### WORK TO COMPLETE:
1: In the Oathkeeper path traversal advisory, which rule does the raw path /public/../admin/secrets match when it is not normalized?
2: Carry on the Oathkeeper path traversal advisory from its final sentence.

### DOCUMENT EXCERPT:
* START *

GHSA-P224-6X5R-FJPM
Vulnerability from github – Published: 2026-03-20 20:51 – Updated: 2026-03-27 20:59Description
Ory Oathkeeper is vulnerable to an authorization bypass via HTTP path traversal. An attacker can craft a URL containing path traversal sequences (e.g. /public/../admin/secrets) that resolves to a protected path after normalization, but is matched against a permissive rule because the raw, un-normalized path is used during rule evaluation.
Preconditions
Ory Oathkeeper rules are typically configured with patterns like:
/public/<.*> → allow unauthenticated access
/admin/<.*> → require authentication
Without path normalization, a request to /public/../admin/secrets is matched against the raw path /public/../admin/secrets. This matches the /public/<.*> rule, bypassing the authentication required for /admin/secrets. After Ory Oathkeeper permits the request, the upstream server normalizes the path and serves the protected /admin/secrets resource.
Mitigation
Going forward, Ory Oathkeeper normalizes the request path before performing rule matching and before forwarding. The path /public/../admin/secrets is normalized to /admin/secrets, which correctly matches the /admin/<.*> rule and triggers authentication.

* END *

### RECORDED DATA:
* START *

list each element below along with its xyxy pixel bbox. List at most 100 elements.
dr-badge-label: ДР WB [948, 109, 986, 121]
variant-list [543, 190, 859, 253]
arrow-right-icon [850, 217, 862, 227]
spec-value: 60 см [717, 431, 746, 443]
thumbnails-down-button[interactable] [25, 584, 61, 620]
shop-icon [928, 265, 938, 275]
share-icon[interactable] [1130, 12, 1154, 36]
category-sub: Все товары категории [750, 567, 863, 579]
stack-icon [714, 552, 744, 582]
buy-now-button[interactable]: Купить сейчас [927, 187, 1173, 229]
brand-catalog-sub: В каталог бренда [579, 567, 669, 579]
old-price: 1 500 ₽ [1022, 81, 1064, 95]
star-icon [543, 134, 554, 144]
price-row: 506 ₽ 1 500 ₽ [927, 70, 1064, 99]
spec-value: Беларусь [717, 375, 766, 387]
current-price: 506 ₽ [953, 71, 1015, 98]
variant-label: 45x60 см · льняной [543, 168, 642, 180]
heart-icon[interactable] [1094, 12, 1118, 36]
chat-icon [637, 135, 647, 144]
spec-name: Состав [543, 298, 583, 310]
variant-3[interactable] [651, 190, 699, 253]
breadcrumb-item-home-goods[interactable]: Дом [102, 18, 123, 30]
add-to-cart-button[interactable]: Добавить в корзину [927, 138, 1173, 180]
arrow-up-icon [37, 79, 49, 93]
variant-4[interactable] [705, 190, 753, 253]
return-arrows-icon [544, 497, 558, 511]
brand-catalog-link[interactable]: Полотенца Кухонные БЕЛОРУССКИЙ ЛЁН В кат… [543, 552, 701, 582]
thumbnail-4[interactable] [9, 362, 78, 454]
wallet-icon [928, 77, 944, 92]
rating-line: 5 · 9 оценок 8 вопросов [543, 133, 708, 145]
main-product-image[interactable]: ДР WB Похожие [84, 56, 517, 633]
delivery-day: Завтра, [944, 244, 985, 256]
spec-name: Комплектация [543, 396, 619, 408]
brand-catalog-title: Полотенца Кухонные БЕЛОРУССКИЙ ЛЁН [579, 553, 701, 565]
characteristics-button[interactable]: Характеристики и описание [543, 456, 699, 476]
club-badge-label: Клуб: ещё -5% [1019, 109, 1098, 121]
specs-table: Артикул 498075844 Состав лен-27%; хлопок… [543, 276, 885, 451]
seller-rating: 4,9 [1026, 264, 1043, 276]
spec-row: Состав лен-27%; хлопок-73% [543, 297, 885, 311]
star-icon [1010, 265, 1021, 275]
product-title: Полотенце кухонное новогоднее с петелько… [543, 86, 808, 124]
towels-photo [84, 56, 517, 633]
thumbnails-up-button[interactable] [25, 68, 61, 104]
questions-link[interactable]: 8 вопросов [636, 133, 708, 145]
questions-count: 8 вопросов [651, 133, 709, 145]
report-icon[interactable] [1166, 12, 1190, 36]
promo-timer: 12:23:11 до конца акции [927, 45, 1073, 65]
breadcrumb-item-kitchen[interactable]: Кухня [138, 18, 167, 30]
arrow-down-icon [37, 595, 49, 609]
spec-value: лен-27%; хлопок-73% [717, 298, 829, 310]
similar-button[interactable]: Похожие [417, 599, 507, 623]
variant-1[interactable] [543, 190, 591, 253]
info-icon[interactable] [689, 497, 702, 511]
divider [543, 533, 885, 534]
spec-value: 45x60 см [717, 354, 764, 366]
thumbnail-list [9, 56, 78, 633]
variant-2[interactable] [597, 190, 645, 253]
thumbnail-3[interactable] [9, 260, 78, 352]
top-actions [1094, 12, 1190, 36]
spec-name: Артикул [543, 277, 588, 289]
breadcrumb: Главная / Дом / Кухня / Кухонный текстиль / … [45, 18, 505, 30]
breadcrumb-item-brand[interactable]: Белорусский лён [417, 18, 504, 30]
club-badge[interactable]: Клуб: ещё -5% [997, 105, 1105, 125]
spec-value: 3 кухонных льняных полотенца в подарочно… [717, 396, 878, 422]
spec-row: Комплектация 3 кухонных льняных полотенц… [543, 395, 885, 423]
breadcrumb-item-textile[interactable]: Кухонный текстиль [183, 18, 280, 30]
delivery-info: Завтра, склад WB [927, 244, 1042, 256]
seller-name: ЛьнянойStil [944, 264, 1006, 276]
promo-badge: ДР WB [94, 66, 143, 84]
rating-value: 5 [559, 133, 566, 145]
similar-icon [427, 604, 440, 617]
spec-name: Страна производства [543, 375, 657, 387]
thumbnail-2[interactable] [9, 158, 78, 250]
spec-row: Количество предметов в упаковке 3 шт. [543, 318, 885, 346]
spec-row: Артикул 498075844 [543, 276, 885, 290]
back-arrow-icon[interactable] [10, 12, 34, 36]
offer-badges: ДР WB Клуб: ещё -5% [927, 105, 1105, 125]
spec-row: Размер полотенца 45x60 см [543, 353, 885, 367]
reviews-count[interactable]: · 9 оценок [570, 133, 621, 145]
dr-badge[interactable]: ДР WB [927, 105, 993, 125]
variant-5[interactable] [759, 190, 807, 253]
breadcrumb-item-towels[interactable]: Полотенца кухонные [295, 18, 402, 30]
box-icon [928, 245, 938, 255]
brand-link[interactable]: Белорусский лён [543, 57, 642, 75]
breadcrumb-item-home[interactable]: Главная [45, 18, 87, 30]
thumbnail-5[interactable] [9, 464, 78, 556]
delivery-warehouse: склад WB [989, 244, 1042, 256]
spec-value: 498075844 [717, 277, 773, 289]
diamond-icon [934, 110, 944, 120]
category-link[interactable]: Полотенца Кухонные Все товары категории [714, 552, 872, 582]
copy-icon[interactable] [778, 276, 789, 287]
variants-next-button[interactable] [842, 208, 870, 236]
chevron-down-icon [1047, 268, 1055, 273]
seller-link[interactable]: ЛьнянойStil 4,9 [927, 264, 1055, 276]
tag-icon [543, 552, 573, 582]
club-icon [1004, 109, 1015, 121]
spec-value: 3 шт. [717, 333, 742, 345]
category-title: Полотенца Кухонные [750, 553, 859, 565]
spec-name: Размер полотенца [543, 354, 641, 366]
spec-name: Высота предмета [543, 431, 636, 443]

* END *

### TASK-BY-TASK ANSWERS:
1: It matches the /public/<.*> rule, which allows unauthenticated access.

2:
As an immediate mitigation, all requests reaching Oathkeeper should be normalized, as described in the section below. Oathkeeper should be upgraded to a fixed version as soon as possible.
Defense in depth: Cleaning paths before Oathkeeper
Even after this fix, it is good practice to normalize HTTP paths in the layers in front of Oathkeeper. This provides defense in depth and protects against similar bypasses in other components. The following examples show how to achieve this with common reverse proxies and CDNs.
Nginx
Nginx normalizes paths by default when using proxy_pass. Alternatively, use $uri (which Nginx normalizes) rather than $request_uri in your matching rules.
Envoy
Enable the normalize_path option (available since Envoy 1.14) to normalize the path components before matching and forwarding. See the Envoy docs on path normalization.
Cloudflare
Cloudflare normalizes URLs by default. In the Cloudflare dashboard, ensure Normalize incoming URLs is enabled under Rules → Normalization. See the Cloudflare URL normalization docs.
{
"affected": [
{
"package": {
"ecosystem": "Go",
"name": "github.com/ory/oathkeeper"
},
"ranges": [
{
"events": [
{
"introduced": "0"
},
{
"fixed": "0.40.10-0.20260320084758-8e0002140491"
}
],
"type": "ECOSYSTEM"
}
]
}
],
"aliases": [
"CVE-2026-33494"
],
"database_specific": {
"cwe_ids": [
"CWE-23"
],
"github_reviewed": true,
"github_reviewed_at": "2026-03-20T20:51:24Z",
"nvd_published_at": "2026-03-26T18:16:30Z",
"severity": "CRITICAL"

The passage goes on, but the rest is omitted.